Report how many lines below contain the word "into", and give only that number.
## BEGIN Given records
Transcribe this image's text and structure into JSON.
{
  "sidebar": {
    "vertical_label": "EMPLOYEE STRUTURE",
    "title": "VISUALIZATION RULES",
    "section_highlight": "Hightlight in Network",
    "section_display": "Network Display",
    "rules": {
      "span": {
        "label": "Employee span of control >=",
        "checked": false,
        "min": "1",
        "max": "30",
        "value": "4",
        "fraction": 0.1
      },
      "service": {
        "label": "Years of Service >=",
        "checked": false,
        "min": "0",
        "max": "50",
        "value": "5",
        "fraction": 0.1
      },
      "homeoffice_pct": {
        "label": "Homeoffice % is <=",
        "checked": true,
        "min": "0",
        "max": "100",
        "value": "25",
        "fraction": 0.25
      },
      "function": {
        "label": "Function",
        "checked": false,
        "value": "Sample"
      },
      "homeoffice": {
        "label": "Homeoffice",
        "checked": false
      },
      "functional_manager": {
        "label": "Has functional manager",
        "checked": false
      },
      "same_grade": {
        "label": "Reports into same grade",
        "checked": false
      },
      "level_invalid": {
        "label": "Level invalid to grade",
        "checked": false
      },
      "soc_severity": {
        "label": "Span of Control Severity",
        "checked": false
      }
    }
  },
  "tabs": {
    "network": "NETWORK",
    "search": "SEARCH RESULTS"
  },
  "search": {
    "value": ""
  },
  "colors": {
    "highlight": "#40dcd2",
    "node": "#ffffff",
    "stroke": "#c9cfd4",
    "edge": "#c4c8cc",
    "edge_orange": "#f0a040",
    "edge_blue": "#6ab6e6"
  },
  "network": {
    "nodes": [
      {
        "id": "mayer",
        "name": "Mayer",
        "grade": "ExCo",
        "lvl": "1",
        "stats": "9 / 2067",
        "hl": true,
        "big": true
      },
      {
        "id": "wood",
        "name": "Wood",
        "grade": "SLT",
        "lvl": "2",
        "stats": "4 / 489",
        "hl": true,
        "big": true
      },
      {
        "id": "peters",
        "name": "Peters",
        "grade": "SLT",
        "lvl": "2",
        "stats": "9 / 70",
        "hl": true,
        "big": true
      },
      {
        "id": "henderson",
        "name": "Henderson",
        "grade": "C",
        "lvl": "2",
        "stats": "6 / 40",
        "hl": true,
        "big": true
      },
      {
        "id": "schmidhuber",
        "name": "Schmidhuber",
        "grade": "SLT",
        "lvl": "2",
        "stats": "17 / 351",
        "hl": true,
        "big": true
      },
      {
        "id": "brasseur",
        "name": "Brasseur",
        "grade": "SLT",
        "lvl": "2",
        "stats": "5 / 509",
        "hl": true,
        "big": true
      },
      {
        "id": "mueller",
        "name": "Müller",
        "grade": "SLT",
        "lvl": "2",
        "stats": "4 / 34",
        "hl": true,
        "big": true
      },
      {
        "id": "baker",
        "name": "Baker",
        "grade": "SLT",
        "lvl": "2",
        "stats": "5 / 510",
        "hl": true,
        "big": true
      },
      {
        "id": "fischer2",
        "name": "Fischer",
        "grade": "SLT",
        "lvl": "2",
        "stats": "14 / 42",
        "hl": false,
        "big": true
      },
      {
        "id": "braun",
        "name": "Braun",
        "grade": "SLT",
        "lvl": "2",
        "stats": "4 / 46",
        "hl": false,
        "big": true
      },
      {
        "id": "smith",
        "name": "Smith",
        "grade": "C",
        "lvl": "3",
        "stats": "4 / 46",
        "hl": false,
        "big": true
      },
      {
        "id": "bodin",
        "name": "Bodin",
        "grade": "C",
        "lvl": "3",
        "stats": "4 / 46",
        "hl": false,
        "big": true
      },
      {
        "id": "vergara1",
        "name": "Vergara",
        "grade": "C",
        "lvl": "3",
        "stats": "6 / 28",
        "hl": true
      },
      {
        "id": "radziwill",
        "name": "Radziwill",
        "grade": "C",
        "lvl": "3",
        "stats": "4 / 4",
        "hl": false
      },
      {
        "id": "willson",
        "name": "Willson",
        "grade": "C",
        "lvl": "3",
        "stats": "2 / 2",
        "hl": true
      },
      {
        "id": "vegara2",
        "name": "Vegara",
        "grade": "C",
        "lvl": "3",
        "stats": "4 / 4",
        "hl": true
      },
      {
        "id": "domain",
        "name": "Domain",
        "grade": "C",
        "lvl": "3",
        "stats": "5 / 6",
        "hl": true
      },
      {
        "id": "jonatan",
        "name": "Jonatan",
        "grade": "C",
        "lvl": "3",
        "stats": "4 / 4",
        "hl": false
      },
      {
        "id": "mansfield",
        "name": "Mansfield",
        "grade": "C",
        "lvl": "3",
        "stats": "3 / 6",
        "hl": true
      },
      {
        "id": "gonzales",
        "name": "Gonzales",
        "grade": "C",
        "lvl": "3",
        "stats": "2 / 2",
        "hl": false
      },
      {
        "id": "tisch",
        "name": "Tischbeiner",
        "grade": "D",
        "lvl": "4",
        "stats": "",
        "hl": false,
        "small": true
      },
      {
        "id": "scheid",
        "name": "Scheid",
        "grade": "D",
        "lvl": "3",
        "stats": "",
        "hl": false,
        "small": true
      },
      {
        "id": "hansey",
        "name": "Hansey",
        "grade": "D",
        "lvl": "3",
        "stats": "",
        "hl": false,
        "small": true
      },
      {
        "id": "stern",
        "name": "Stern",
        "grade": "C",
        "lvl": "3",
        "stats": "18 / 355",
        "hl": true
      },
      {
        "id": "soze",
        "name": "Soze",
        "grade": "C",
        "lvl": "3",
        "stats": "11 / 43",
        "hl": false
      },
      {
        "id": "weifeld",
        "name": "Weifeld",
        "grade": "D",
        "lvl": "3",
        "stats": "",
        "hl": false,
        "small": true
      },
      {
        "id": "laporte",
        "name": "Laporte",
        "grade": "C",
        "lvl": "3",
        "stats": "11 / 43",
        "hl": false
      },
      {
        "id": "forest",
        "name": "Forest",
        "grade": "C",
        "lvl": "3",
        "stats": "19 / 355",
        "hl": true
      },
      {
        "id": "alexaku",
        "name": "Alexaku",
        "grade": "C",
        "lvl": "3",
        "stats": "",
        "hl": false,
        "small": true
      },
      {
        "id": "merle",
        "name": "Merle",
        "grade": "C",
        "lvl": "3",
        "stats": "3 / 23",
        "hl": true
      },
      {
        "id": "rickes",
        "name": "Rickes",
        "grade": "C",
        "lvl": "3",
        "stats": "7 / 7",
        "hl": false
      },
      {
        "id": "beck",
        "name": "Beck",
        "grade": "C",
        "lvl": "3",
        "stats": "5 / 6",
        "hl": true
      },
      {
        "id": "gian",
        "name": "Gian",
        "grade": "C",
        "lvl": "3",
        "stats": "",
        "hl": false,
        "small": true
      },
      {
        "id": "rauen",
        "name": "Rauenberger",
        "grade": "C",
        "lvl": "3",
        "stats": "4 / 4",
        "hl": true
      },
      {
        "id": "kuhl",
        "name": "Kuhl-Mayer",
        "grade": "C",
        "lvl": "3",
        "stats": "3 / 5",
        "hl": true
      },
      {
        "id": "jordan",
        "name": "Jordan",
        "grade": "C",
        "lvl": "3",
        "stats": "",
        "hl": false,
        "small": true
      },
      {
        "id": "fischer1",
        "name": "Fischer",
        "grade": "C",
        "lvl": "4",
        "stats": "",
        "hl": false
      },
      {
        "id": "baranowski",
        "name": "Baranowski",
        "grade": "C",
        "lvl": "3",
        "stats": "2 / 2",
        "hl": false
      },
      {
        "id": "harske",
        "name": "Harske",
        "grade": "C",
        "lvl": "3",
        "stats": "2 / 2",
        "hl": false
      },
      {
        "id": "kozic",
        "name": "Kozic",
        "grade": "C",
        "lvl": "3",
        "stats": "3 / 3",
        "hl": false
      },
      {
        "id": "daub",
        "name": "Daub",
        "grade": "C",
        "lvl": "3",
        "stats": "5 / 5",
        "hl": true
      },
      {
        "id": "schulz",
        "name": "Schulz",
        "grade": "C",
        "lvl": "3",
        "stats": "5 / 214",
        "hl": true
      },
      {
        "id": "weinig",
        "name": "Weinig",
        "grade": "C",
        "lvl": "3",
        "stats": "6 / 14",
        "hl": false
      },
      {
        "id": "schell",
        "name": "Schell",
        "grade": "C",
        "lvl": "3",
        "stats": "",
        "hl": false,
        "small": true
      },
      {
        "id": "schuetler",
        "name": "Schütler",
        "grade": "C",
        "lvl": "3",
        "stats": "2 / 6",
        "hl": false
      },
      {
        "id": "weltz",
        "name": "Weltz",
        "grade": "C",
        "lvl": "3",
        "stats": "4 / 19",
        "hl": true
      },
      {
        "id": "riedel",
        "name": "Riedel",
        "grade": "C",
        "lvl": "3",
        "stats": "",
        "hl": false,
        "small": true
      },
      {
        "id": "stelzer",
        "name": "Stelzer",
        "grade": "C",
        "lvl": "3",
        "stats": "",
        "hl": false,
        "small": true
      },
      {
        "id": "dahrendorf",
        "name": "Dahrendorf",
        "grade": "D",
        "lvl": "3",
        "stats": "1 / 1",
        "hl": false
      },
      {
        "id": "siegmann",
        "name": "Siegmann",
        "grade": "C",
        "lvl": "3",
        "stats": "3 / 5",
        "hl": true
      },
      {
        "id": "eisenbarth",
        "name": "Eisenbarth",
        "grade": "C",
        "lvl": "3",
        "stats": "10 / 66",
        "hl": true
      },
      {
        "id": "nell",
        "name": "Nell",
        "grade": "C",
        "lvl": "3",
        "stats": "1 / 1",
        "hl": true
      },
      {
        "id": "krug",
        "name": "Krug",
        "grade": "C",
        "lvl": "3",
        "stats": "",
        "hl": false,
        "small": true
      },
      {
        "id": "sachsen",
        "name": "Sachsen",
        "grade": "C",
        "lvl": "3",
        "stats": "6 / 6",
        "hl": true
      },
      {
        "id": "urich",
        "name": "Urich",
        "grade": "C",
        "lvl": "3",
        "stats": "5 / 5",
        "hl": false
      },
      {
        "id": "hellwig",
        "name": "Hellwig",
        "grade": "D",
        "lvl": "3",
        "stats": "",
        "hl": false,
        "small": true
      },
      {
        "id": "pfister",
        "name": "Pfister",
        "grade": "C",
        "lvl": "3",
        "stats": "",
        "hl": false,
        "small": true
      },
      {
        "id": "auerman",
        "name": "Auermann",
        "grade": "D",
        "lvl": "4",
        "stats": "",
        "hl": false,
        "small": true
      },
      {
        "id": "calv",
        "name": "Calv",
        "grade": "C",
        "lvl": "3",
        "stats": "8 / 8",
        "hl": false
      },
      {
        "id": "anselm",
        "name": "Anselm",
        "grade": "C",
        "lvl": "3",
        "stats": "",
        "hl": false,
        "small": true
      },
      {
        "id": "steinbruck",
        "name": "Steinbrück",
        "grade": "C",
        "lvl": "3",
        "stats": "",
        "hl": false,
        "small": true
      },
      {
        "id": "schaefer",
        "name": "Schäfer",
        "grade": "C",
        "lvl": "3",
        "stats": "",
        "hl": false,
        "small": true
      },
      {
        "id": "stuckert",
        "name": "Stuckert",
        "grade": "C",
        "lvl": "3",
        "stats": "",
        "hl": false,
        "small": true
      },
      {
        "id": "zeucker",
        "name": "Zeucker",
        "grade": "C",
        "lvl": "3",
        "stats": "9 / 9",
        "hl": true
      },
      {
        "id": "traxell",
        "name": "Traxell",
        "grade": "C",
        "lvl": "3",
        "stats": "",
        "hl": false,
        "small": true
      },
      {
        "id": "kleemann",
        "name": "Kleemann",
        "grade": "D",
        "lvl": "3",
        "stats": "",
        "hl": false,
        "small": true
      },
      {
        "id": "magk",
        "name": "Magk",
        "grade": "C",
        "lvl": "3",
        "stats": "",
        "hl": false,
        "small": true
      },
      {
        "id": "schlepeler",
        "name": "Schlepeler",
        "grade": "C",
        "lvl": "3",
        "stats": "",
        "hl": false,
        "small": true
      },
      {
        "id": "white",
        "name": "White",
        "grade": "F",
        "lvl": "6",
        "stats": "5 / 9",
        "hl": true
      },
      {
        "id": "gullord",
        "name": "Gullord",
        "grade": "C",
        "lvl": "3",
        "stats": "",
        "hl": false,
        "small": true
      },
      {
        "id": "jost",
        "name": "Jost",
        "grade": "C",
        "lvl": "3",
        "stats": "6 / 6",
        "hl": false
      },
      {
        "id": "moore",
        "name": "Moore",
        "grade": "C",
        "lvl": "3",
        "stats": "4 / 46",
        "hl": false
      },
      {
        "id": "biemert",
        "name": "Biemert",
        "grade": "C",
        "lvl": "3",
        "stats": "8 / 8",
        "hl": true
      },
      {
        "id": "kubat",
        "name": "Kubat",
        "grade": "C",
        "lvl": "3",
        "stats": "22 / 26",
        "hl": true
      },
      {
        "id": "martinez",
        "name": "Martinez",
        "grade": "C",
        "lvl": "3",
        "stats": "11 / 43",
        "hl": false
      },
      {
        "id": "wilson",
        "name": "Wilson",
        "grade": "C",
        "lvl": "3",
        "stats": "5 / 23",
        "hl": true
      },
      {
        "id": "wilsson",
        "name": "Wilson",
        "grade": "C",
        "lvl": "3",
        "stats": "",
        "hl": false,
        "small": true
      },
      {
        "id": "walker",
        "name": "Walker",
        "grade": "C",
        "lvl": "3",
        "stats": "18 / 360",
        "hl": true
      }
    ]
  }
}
## END Given records
• _Complete response_: 2